# Постановка задачи
Воспроизведите без изменений фрагмент исходного текста от «У той двери, которая» до «это был день.» включительно.

# Исходный текст
╭──

Она блестит вся. Новая, я вымыл ее с мылом и вытер личным полотенцем. Она дешевая. Она белая, с художественным штампом. Довольно тупым, я должен здесь заметить. Я понимаю, зачем нужны художественные училища. Чтобы я купил чашку, а выпускник художественного училища получил потиражные. Не покупай плохую чашку. Я - на работу, подешевле. Не покупай плохую чашку. Хорошие продаются сервизами, и то поискать. Хорошие чашки были у дедушки в Белгороде - тоже с цветами, но совсем не то же, потому что. Потому что это были красивые цветы. Потому что их рисовали красивые девушки, и некрасивые, но хорошие девушки, и задумчивые женщины, которые не считали естественным улыбаться, вспомнив о своем ребенке, а просто улыбались. Ребенок был дома, женщины рисовали цветы; хорошие нужные цветы. Не покупай плохую чашку.
Другие описания. Я видел двух судаков в метро. Они лежали на кульке, кулек на сумке, большая твердая сумка стояла на полу. Остановился поезд и судаки задрожали. Так могла бы сделать живая рыба.
У той двери, которая никогда не открывается, но к которой все равно нельзя прислоняться, стоял очень хороший мальчик. Мне показалось, что уже очень давно я не видывал таких мальчиков. Может быть, когда я последний раз смотрел детское кино, я видел такого мальчика. Такого чистого, достойного, умного, талантливого мальчика. Отнюдь он не был каким-нибудь хилым вундер-киндером; нет, это был настоящий мальчик, прямо из отцовского дельфинария, с другом поменьше и сестрой побольше, но тоже очень и очень достойной, высоколобой, причесанной, ничего не жующей, вовсе не пакостной. Это были счастливые благополучные дети умных хороших родителей. Дети были так хороши, что даже обещали избежать в дальнейшем практически неизбежимой подростковой похабности.
Я был слишком благодушен, раз стал на это надеяться. Такой, значит, это был день.

Чтение

Совсем у меня плохо стало с чтением. Может быть, теперь надо заболеть, чтобы прочитать что-нибудь с чувством, с толком и последовательно. Так мне посчастливилось Горенштейна ("Место"), и это было уже давно.

╰──

# Строки данных
╭──

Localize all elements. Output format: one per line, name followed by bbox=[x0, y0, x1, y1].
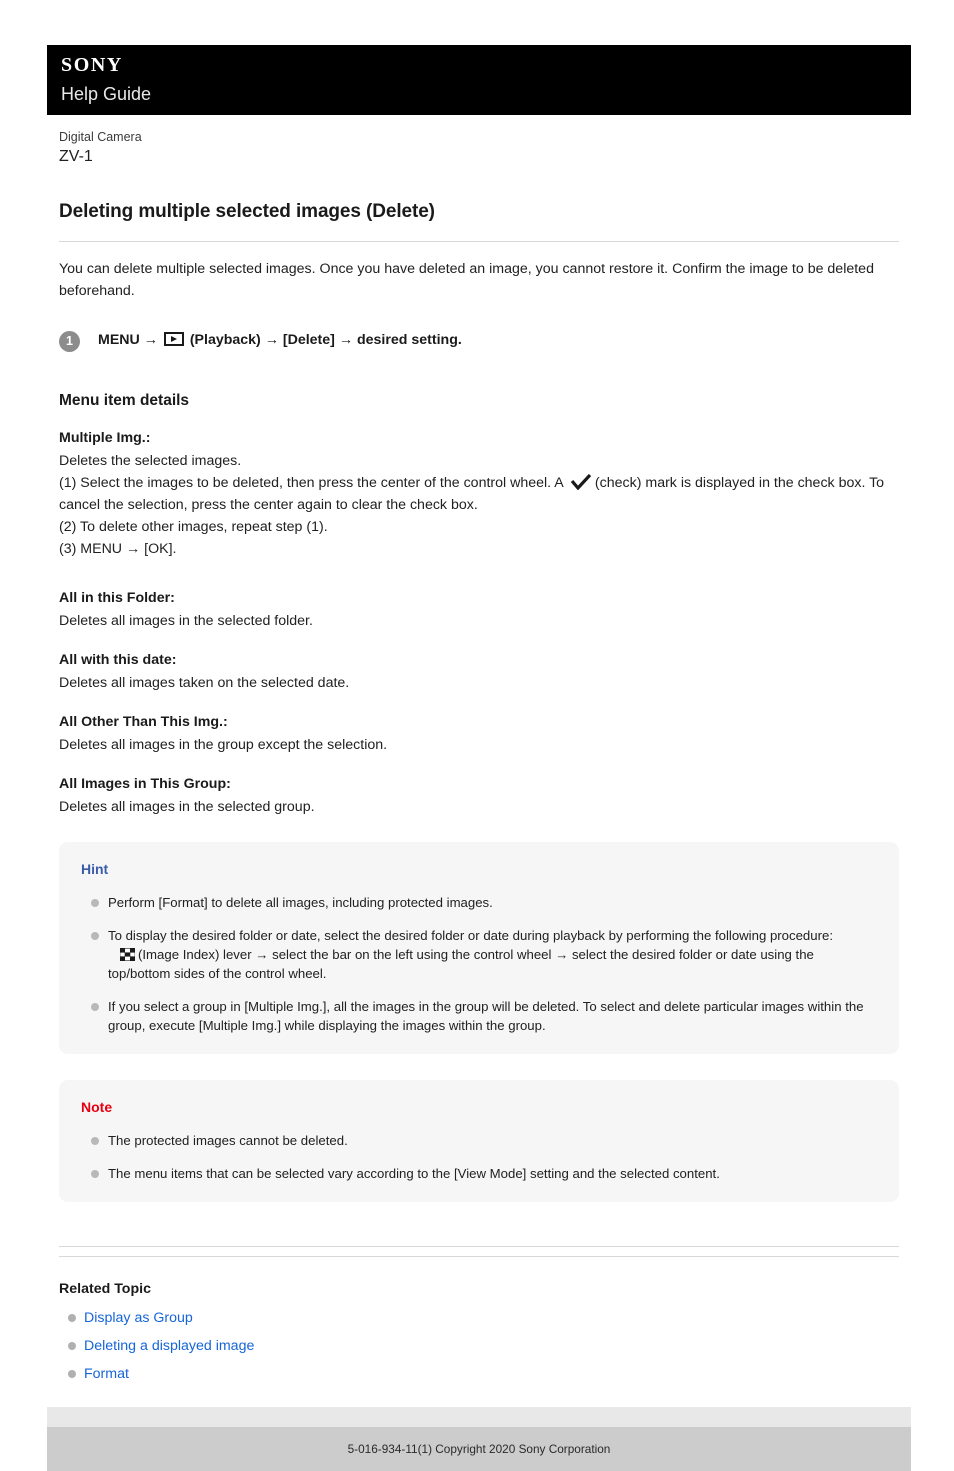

╰──

# Разбор решения
У той двери, которая никогда не открывается, но к которой все равно нельзя прислоняться, стоял очень хороший мальчик. Мне показалось, что уже очень давно я не видывал таких мальчиков. Может быть, когда я последний раз смотрел детское кино, я видел такого мальчика. Такого чистого, достойного, умного, талантливого мальчика. Отнюдь он не был каким-нибудь хилым вундер-киндером; нет, это был настоящий мальчик, прямо из отцовского дельфинария, с другом поменьше и сестрой побольше, но тоже очень и очень достойной, высоколобой, причесанной, ничего не жующей, вовсе не пакостной. Это были счастливые благополучные дети умных хороших родителей. Дети были так хороши, что даже обещали избежать в дальнейшем практически неизбежимой подростковой похабности.
Я был слишком благодушен, раз стал на это надеяться. Такой, значит, это был день.